Start Listed records

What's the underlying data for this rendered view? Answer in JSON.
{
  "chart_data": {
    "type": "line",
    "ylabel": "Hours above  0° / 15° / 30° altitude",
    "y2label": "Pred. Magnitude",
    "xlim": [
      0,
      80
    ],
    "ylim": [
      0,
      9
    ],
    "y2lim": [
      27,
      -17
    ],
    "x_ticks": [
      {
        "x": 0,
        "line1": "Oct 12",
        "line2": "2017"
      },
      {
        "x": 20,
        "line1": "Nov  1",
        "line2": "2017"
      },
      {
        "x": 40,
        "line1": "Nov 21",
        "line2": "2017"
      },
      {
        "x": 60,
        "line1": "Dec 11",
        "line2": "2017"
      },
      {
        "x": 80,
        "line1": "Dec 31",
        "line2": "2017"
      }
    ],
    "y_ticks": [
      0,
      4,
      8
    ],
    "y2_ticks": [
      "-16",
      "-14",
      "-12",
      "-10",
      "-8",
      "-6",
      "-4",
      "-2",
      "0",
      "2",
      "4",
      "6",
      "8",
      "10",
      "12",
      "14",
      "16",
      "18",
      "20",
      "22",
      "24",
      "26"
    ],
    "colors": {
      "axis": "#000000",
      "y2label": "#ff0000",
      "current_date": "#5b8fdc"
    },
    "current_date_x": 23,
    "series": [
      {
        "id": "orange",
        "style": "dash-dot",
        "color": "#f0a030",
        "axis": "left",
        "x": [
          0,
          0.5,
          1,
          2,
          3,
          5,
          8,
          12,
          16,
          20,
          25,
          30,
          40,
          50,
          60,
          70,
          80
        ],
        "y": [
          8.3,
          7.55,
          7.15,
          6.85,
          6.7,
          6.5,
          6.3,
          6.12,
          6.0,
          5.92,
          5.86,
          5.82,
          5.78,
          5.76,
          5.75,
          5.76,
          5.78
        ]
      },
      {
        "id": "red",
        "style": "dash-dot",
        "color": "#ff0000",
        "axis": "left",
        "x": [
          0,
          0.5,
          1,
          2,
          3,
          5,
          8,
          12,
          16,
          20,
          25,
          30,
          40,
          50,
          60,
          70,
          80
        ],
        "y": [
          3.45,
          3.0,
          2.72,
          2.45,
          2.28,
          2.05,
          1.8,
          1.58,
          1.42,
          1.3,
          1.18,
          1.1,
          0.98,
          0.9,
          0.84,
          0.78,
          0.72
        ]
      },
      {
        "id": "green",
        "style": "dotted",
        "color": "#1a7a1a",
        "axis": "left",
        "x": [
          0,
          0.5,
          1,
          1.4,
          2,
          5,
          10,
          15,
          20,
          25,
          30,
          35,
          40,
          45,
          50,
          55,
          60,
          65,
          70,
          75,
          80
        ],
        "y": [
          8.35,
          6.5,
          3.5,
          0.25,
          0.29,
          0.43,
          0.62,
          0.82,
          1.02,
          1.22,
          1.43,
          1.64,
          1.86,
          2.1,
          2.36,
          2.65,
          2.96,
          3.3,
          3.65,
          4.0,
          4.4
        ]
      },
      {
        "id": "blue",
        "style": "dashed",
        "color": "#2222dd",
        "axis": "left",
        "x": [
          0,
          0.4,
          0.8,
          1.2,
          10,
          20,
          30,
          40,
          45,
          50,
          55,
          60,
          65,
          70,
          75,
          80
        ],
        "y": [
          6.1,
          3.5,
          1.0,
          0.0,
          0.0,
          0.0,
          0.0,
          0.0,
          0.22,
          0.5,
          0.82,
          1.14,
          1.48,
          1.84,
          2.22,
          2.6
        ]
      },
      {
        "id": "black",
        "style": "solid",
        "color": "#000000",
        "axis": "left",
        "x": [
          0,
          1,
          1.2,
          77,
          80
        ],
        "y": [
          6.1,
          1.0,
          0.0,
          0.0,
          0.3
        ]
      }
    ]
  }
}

End Listed records

Goal: Return each entry from above without altering a single character.

Output of the task:
What's the underlying data for this rendered view? Answer in JSON.
{
  "chart_data": {
    "type": "line",
    "ylabel": "Hours above  0° / 15° / 30° altitude",
    "y2label": "Pred. Magnitude",
    "xlim": [
      0,
      80
    ],
    "ylim": [
      0,
      9
    ],
    "y2lim": [
      27,
      -17
    ],
    "x_ticks": [
      {
        "x": 0,
        "line1": "Oct 12",
        "line2": "2017"
      },
      {
        "x": 20,
        "line1": "Nov  1",
        "line2": "2017"
      },
      {
        "x": 40,
        "line1": "Nov 21",
        "line2": "2017"
      },
      {
        "x": 60,
        "line1": "Dec 11",
        "line2": "2017"
      },
      {
        "x": 80,
        "line1": "Dec 31",
        "line2": "2017"
      }
    ],
    "y_ticks": [
      0,
      4,
      8
    ],
    "y2_ticks": [
      "-16",
      "-14",
      "-12",
      "-10",
      "-8",
      "-6",
      "-4",
      "-2",
      "0",
      "2",
      "4",
      "6",
      "8",
      "10",
      "12",
      "14",
      "16",
      "18",
      "20",
      "22",
      "24",
      "26"
    ],
    "colors": {
      "axis": "#000000",
      "y2label": "#ff0000",
      "current_date": "#5b8fdc"
    },
    "current_date_x": 23,
    "series": [
      {
        "id": "orange",
        "style": "dash-dot",
        "color": "#f0a030",
        "axis": "left",
        "x": [
          0,
          0.5,
          1,
          2,
          3,
          5,
          8,
          12,
          16,
          20,
          25,
          30,
          40,
          50,
          60,
          70,
          80
        ],
        "y": [
          8.3,
          7.55,
          7.15,
          6.85,
          6.7,
          6.5,
          6.3,
          6.12,
          6.0,
          5.92,
          5.86,
          5.82,
          5.78,
          5.76,
          5.75,
          5.76,
          5.78
        ]
      },
      {
        "id": "red",
        "style": "dash-dot",
        "color": "#ff0000",
        "axis": "left",
        "x": [
          0,
          0.5,
          1,
          2,
          3,
          5,
          8,
          12,
          16,
          20,
          25,
          30,
          40,
          50,
          60,
          70,
          80
        ],
        "y": [
          3.45,
          3.0,
          2.72,
          2.45,
          2.28,
          2.05,
          1.8,
          1.58,
          1.42,
          1.3,
          1.18,
          1.1,
          0.98,
          0.9,
          0.84,
          0.78,
          0.72
        ]
      },
      {
        "id": "green",
        "style": "dotted",
        "color": "#1a7a1a",
        "axis": "left",
        "x": [
          0,
          0.5,
          1,
          1.4,
          2,
          5,
          10,
          15,
          20,
          25,
          30,
          35,
          40,
          45,
          50,
          55,
          60,
          65,
          70,
          75,
          80
        ],
        "y": [
          8.35,
          6.5,
          3.5,
          0.25,
          0.29,
          0.43,
          0.62,
          0.82,
          1.02,
          1.22,
          1.43,
          1.64,
          1.86,
          2.1,
          2.36,
          2.65,
          2.96,
          3.3,
          3.65,
          4.0,
          4.4
        ]
      },
      {
        "id": "blue",
        "style": "dashed",
        "color": "#2222dd",
        "axis": "left",
        "x": [
          0,
          0.4,
          0.8,
          1.2,
          10,
          20,
          30,
          40,
          45,
          50,
          55,
          60,
          65,
          70,
          75,
          80
        ],
        "y": [
          6.1,
          3.5,
          1.0,
          0.0,
          0.0,
          0.0,
          0.0,
          0.0,
          0.22,
          0.5,
          0.82,
          1.14,
          1.48,
          1.84,
          2.22,
          2.6
        ]
      },
      {
        "id": "black",
        "style": "solid",
        "color": "#000000",
        "axis": "left",
        "x": [
          0,
          1,
          1.2,
          77,
          80
        ],
        "y": [
          6.1,
          1.0,
          0.0,
          0.0,
          0.3
        ]
      }
    ]
  }
}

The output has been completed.